Saved entries
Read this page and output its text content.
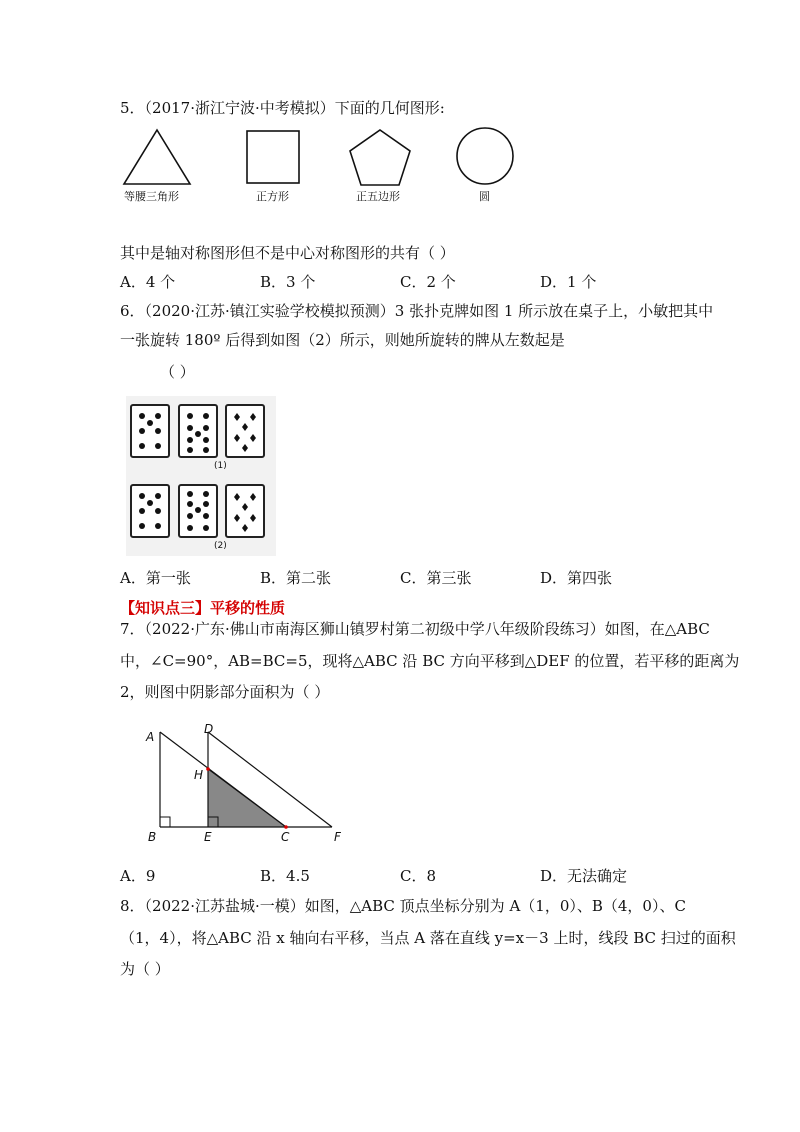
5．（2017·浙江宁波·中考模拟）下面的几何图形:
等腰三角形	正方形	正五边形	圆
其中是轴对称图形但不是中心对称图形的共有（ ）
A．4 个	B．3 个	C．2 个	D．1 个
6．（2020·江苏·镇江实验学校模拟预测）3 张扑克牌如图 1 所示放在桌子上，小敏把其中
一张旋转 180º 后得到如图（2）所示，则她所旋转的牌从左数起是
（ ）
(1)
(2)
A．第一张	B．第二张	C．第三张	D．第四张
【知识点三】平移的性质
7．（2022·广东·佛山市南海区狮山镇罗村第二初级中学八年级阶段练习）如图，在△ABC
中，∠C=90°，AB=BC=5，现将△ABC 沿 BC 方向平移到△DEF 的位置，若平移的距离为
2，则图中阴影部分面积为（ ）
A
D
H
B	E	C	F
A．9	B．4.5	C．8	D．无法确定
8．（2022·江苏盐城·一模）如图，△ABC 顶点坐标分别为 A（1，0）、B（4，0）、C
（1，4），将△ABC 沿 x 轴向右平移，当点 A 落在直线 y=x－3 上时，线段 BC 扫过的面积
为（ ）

==

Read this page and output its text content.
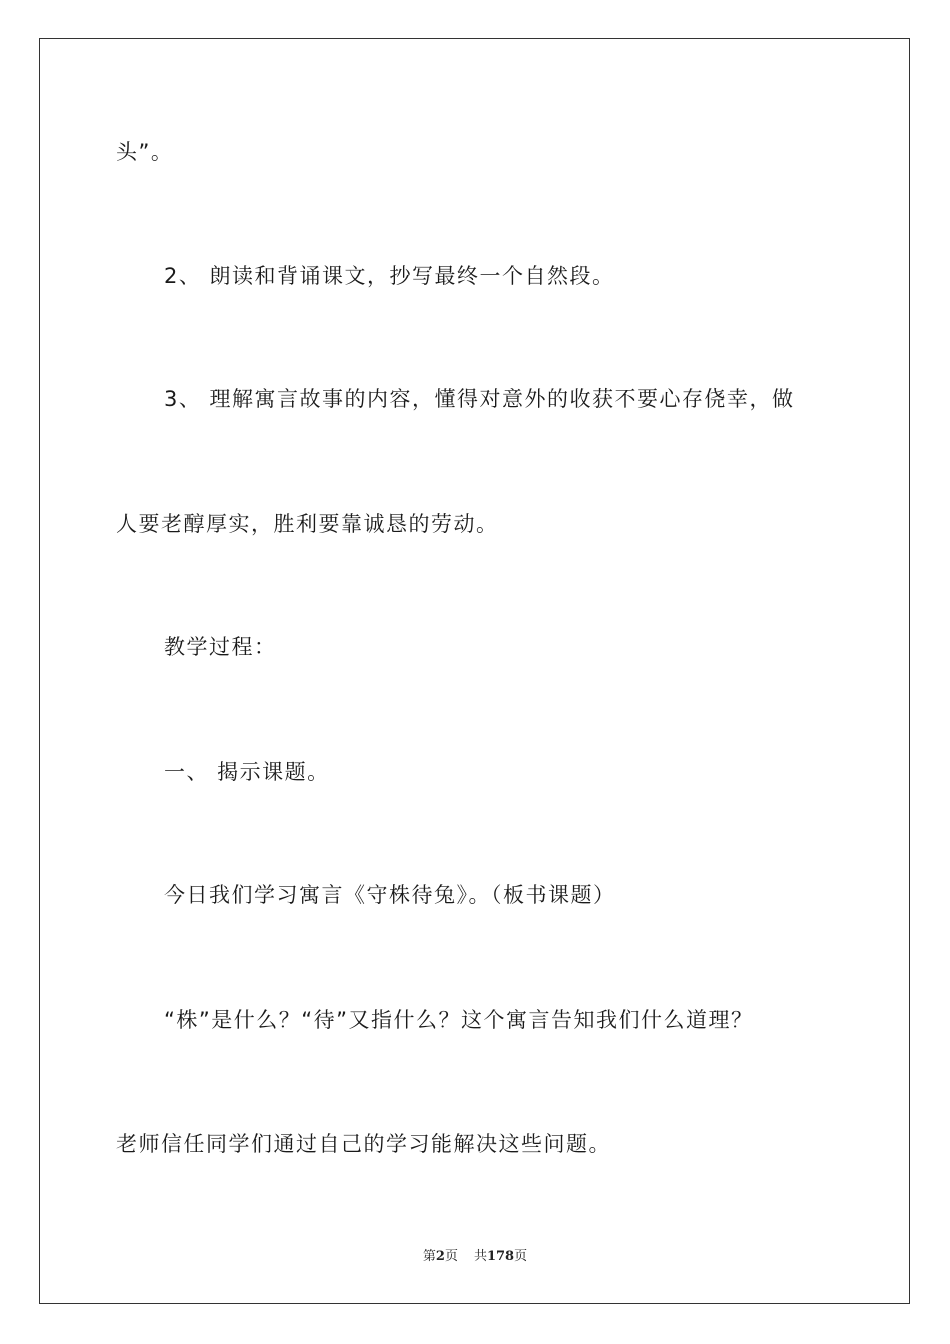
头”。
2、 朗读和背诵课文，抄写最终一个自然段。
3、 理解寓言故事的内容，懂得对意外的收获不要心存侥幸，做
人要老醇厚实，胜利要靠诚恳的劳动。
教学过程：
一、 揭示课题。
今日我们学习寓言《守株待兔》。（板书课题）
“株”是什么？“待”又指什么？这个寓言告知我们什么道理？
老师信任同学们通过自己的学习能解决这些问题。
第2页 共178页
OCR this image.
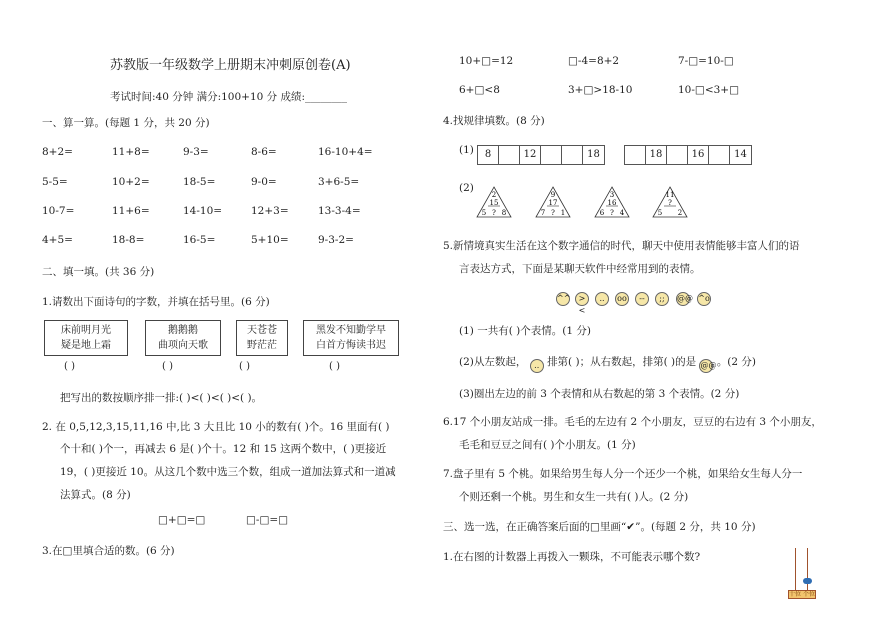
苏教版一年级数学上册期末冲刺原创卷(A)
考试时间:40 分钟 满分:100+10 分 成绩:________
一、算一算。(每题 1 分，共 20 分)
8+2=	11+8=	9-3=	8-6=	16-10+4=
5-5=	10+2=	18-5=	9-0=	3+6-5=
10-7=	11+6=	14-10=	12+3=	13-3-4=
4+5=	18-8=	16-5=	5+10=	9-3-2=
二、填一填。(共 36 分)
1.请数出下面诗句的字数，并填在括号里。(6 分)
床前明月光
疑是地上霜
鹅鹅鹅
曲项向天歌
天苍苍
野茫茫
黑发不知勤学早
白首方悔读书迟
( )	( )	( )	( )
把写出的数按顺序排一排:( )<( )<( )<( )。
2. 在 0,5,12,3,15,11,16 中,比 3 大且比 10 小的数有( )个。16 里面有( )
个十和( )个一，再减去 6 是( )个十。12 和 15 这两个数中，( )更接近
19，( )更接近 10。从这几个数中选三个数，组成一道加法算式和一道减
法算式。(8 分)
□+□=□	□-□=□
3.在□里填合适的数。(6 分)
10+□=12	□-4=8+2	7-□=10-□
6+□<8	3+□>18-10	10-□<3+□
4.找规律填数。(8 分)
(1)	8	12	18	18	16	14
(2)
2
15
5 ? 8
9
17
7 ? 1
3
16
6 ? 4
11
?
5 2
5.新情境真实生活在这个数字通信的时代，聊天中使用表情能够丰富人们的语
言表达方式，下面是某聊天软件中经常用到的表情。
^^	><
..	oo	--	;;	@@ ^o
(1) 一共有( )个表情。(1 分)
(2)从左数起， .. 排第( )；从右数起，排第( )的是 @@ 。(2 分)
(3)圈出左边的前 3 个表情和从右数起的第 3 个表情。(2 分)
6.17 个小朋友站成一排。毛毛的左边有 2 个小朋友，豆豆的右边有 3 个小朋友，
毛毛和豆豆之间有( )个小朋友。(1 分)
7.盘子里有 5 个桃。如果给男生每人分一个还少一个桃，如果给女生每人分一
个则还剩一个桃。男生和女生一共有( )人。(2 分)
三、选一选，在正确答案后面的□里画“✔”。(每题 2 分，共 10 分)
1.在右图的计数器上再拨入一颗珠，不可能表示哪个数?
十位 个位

* * *

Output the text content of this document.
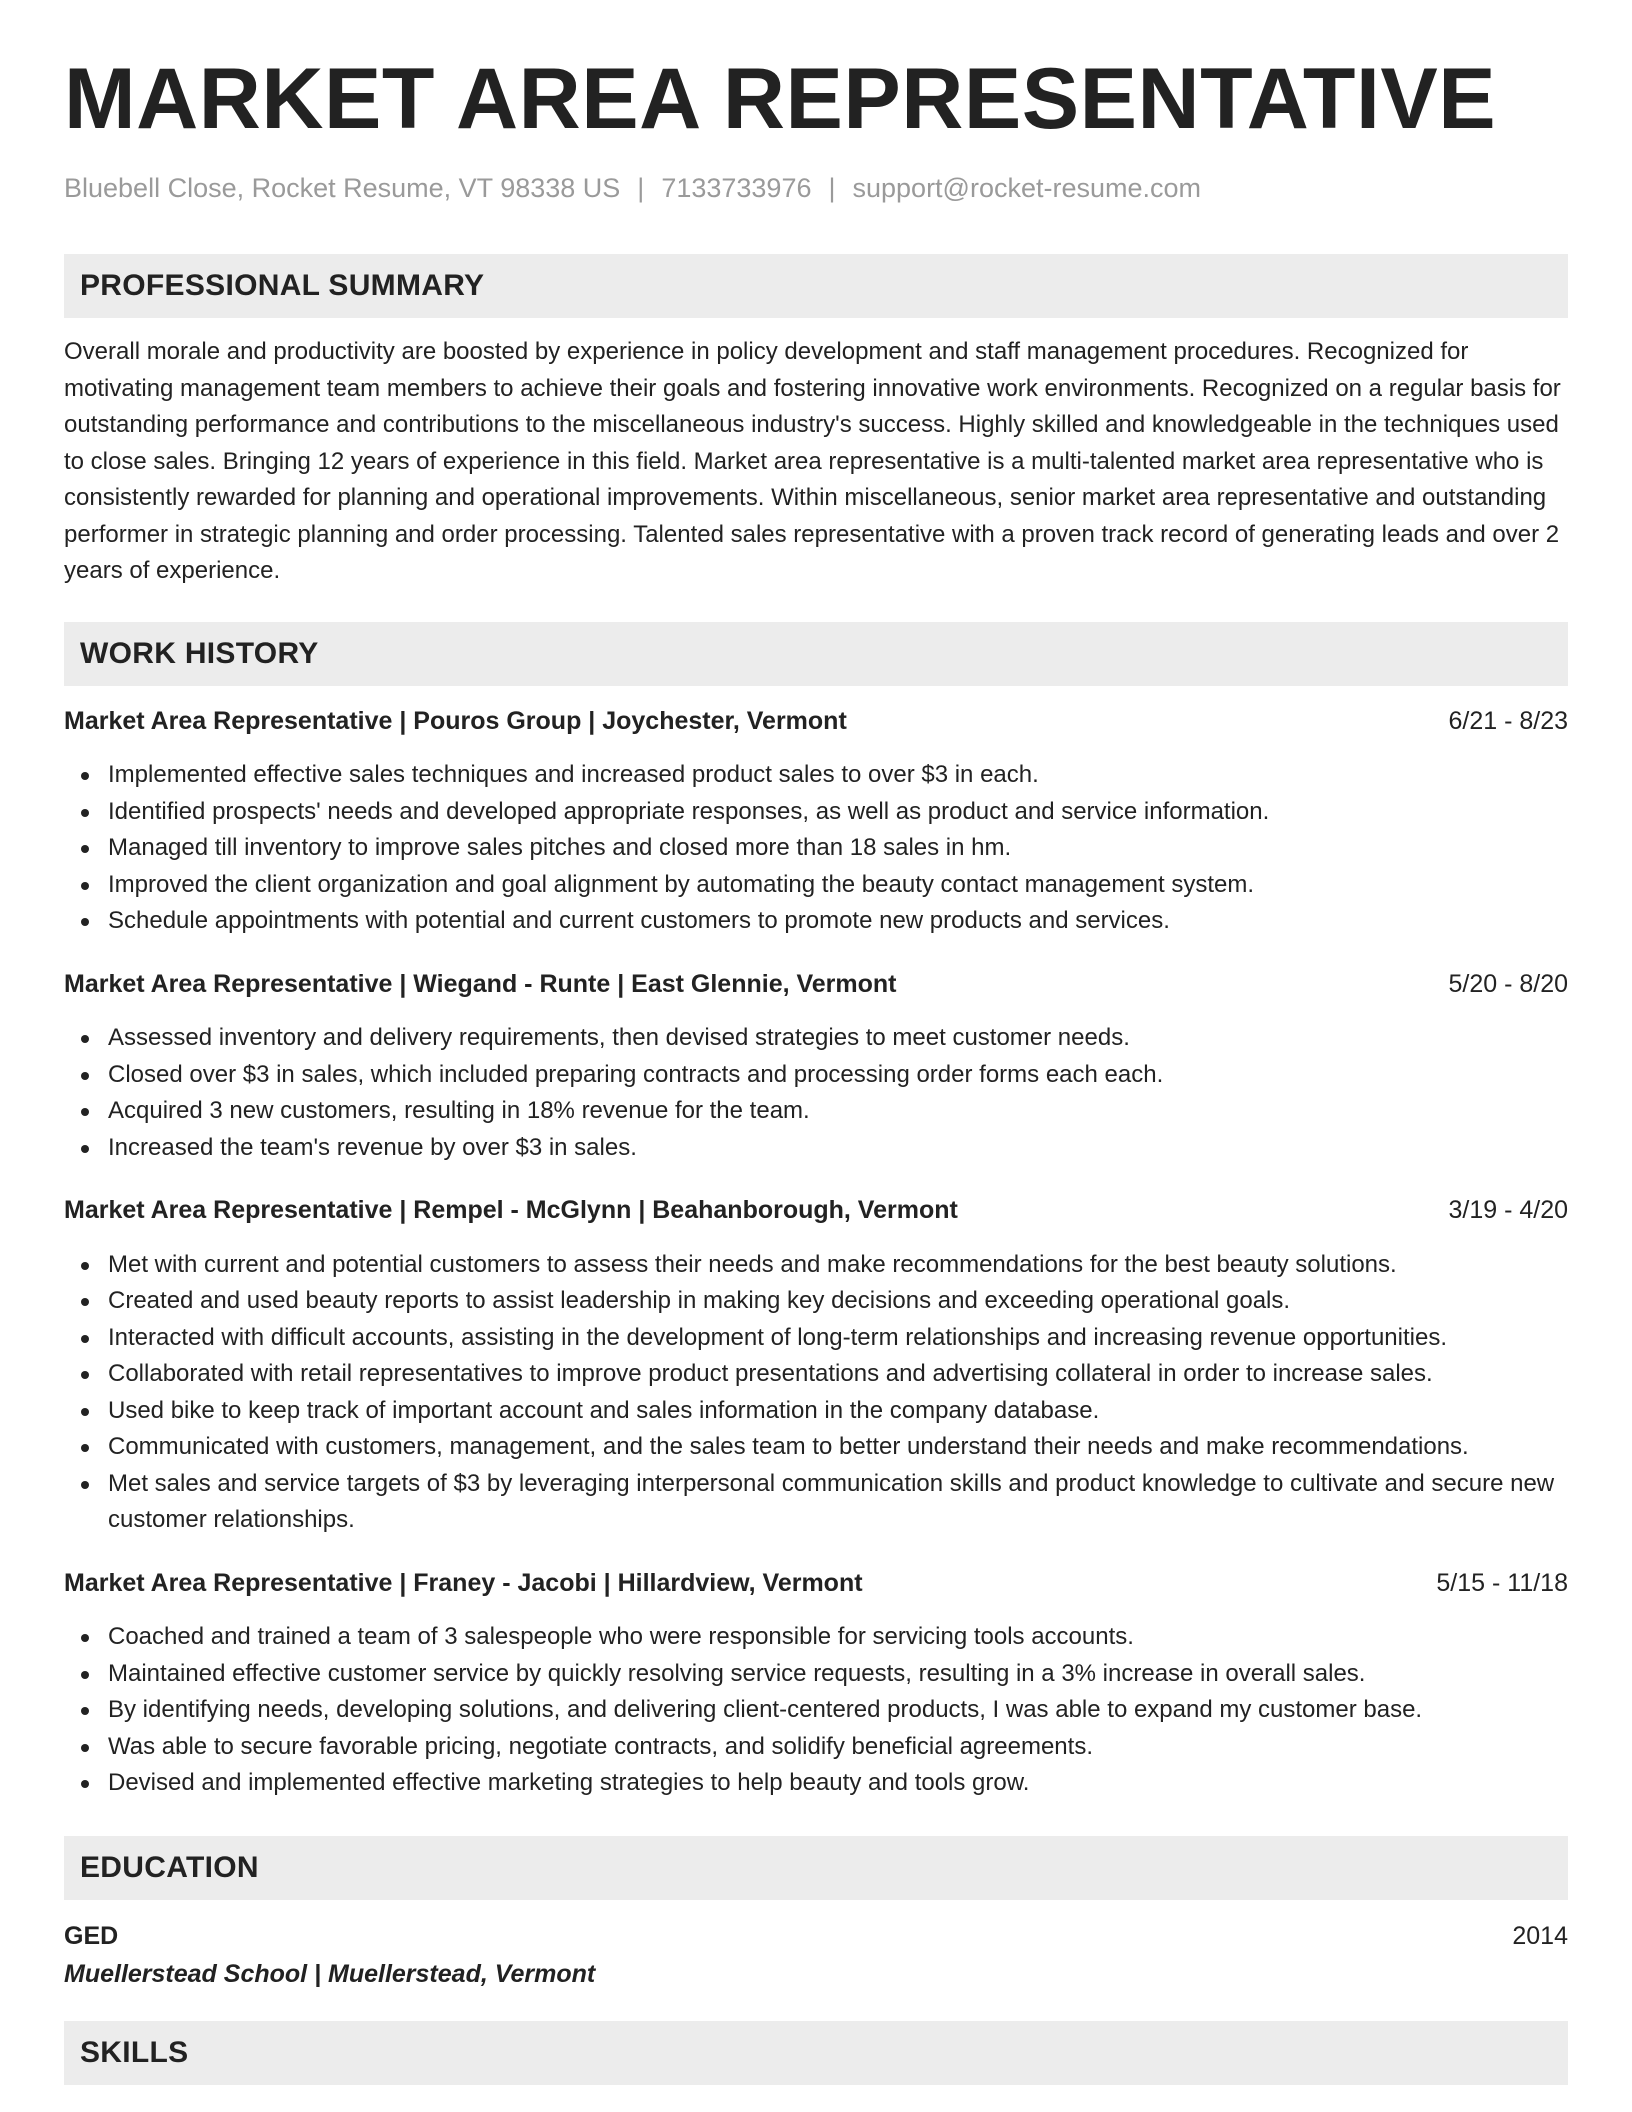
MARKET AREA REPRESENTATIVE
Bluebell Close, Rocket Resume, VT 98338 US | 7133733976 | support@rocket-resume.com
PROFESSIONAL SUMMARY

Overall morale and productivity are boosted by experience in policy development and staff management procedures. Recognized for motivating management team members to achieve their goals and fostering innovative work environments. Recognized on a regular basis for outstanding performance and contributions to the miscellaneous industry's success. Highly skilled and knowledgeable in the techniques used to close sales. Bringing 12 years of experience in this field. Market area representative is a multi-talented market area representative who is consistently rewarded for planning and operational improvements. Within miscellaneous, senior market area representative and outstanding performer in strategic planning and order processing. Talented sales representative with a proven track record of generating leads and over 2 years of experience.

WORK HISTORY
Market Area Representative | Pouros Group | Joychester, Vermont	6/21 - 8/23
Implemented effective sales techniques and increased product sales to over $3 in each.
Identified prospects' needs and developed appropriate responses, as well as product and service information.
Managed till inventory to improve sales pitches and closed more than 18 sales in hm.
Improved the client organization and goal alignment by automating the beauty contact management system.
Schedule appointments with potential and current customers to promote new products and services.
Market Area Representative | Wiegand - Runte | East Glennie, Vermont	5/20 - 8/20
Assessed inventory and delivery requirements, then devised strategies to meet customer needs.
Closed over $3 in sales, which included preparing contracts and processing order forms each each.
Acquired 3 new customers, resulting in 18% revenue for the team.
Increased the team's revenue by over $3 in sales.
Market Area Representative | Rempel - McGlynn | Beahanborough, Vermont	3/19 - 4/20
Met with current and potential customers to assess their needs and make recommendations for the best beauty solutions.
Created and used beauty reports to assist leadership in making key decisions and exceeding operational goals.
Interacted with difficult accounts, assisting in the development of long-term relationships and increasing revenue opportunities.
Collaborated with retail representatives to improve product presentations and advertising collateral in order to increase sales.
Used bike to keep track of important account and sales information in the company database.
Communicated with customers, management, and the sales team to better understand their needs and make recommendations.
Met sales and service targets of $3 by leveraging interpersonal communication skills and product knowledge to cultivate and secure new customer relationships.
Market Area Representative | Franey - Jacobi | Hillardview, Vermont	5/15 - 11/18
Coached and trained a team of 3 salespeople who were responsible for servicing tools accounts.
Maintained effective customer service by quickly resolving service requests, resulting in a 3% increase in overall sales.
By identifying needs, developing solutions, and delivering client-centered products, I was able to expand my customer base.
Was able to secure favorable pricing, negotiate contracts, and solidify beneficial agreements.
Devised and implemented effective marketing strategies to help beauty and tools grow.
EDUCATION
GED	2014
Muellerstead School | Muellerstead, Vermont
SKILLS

Aim of the exercise
Among the lines above, count those containing the word "client" and give nothing but the result.

Correct result
2